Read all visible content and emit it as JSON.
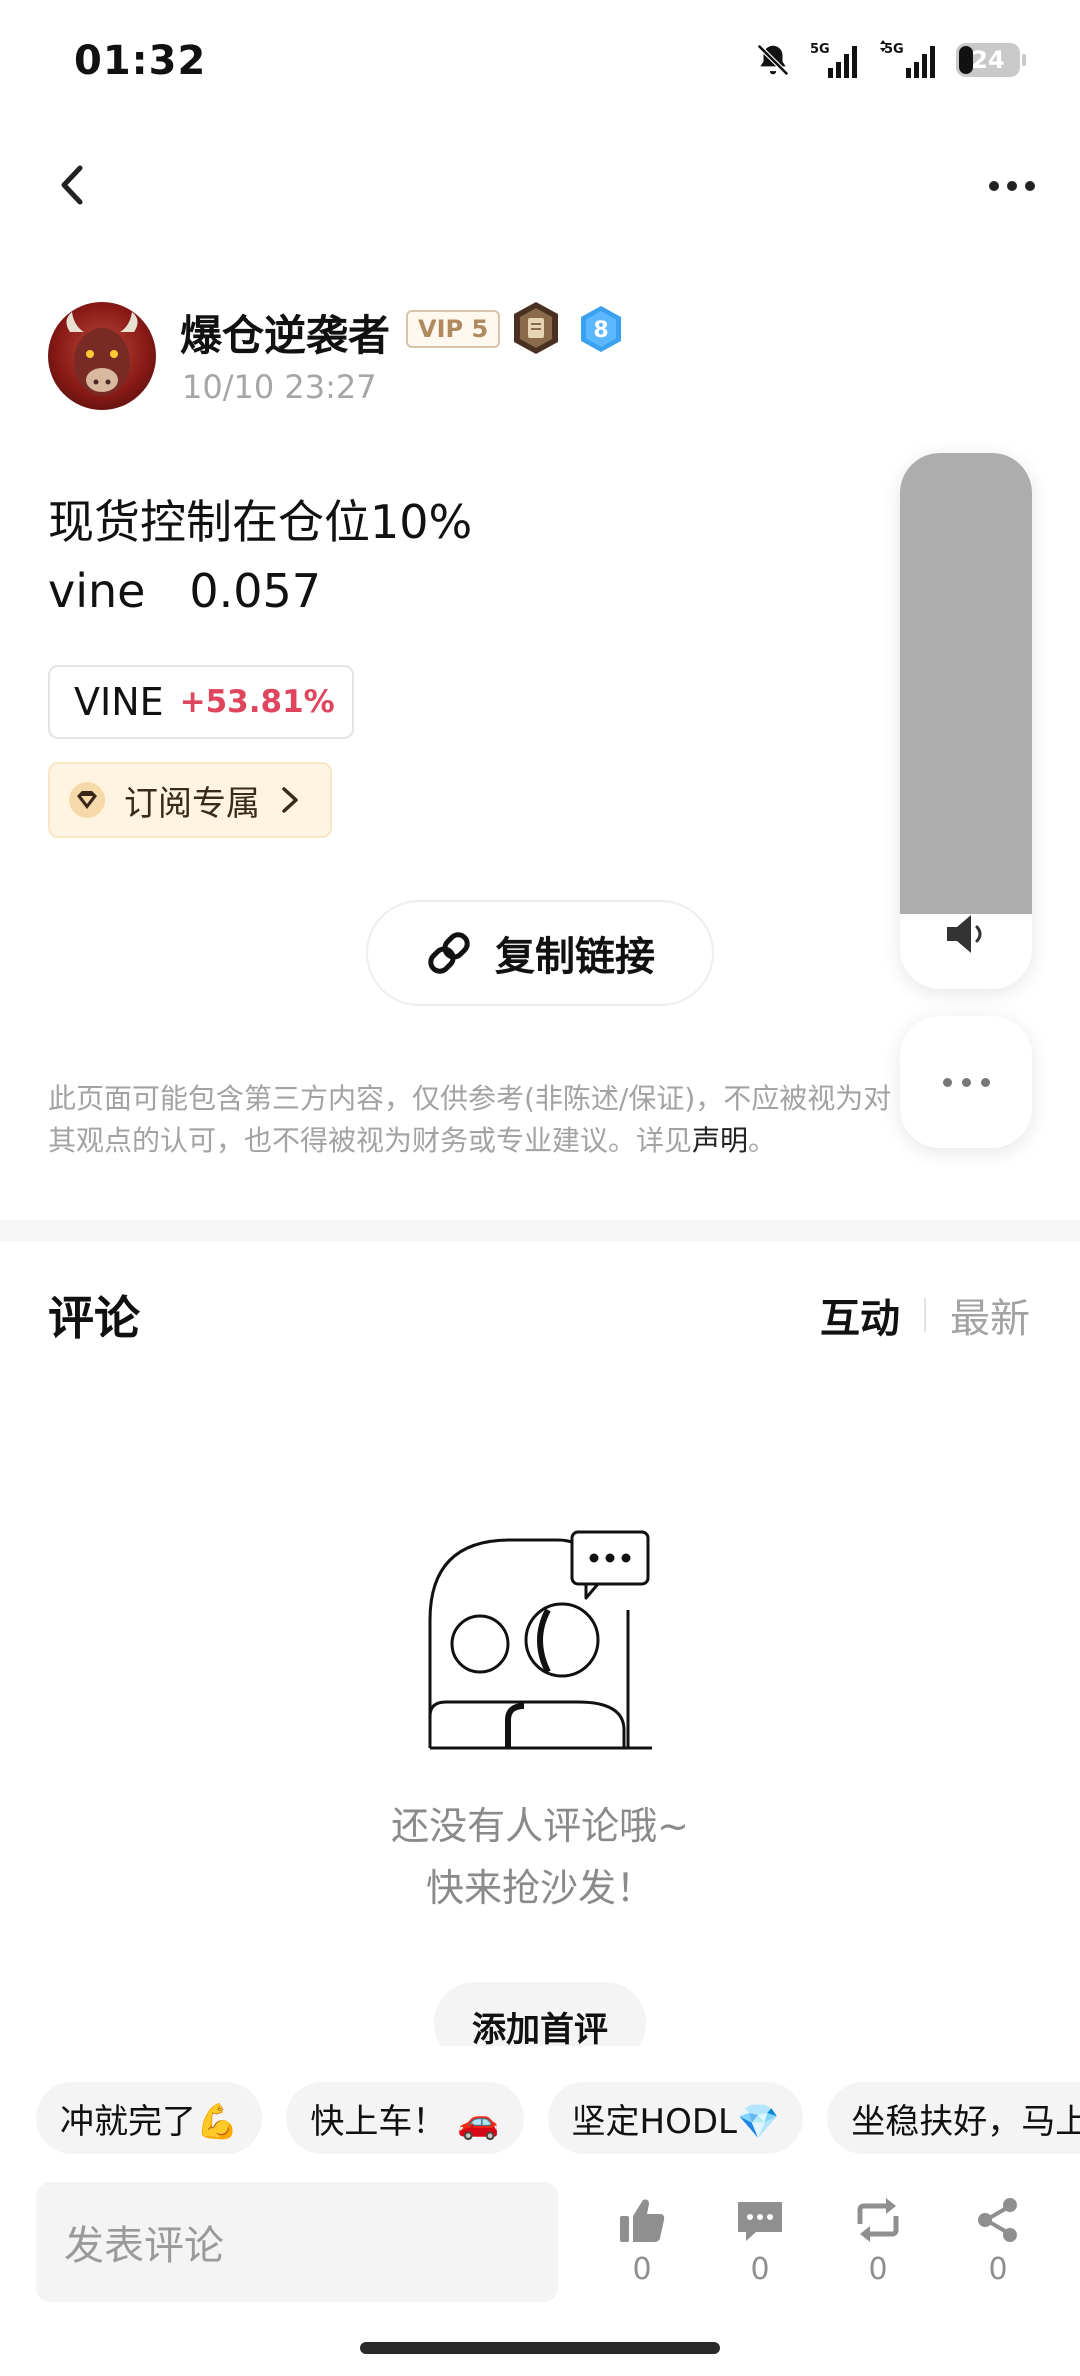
{
  "status_bar": {
    "time": "01:32",
    "battery_level": "24",
    "network_1": "5G",
    "network_2": "5G"
  },
  "header": {
    "back_icon": "chevron-left-icon",
    "more_icon": "more-horizontal-icon"
  },
  "author": {
    "name": "爆仓逆袭者",
    "vip_label": "VIP 5",
    "level": "8",
    "post_time": "10/10 23:27"
  },
  "post": {
    "line1": "现货控制在仓位10%",
    "line2": "vine   0.057"
  },
  "ticker": {
    "symbol": "VINE",
    "change": "+53.81%",
    "change_color": "#e0455e"
  },
  "subscribe": {
    "label": "订阅专属"
  },
  "copy_link": {
    "label": "复制链接"
  },
  "disclaimer": {
    "text": "此页面可能包含第三方内容，仅供参考(非陈述/保证)，不应被视为对其观点的认可，也不得被视为财务或专业建议。详见",
    "link": "声明",
    "end": "。"
  },
  "volume_overlay": {
    "level": 0.86,
    "icon": "volume-icon",
    "more_icon": "more-horizontal-icon"
  },
  "comments": {
    "title": "评论",
    "sort_active": "互动",
    "sort_inactive": "最新",
    "empty_line1": "还没有人评论哦~",
    "empty_line2": "快来抢沙发！",
    "first_comment_label": "添加首评"
  },
  "quick_replies": [
    "冲就完了💪",
    "快上车！ 🚗",
    "坚定HODL💎",
    "坐稳扶好，马上起飞"
  ],
  "bottom_bar": {
    "input_placeholder": "发表评论",
    "likes": "0",
    "comments": "0",
    "reposts": "0",
    "shares": "0"
  }
}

PROBLEM: Every record must be copied exactly, with images dropped from the result.

SOLVED EXERCISE:
Read all visible content and emit it as JSON.
{
  "status_bar": {
    "time": "01:32",
    "battery_level": "24",
    "network_1": "5G",
    "network_2": "5G"
  },
  "header": {
    "back_icon": "chevron-left-icon",
    "more_icon": "more-horizontal-icon"
  },
  "author": {
    "name": "爆仓逆袭者",
    "vip_label": "VIP 5",
    "level": "8",
    "post_time": "10/10 23:27"
  },
  "post": {
    "line1": "现货控制在仓位10%",
    "line2": "vine   0.057"
  },
  "ticker": {
    "symbol": "VINE",
    "change": "+53.81%",
    "change_color": "#e0455e"
  },
  "subscribe": {
    "label": "订阅专属"
  },
  "copy_link": {
    "label": "复制链接"
  },
  "disclaimer": {
    "text": "此页面可能包含第三方内容，仅供参考(非陈述/保证)，不应被视为对其观点的认可，也不得被视为财务或专业建议。详见",
    "link": "声明",
    "end": "。"
  },
  "volume_overlay": {
    "level": 0.86,
    "icon": "volume-icon",
    "more_icon": "more-horizontal-icon"
  },
  "comments": {
    "title": "评论",
    "sort_active": "互动",
    "sort_inactive": "最新",
    "empty_line1": "还没有人评论哦~",
    "empty_line2": "快来抢沙发！",
    "first_comment_label": "添加首评"
  },
  "quick_replies": [
    "冲就完了💪",
    "快上车！ 🚗",
    "坚定HODL💎",
    "坐稳扶好，马上起飞"
  ],
  "bottom_bar": {
    "input_placeholder": "发表评论",
    "likes": "0",
    "comments": "0",
    "reposts": "0",
    "shares": "0"
  }
}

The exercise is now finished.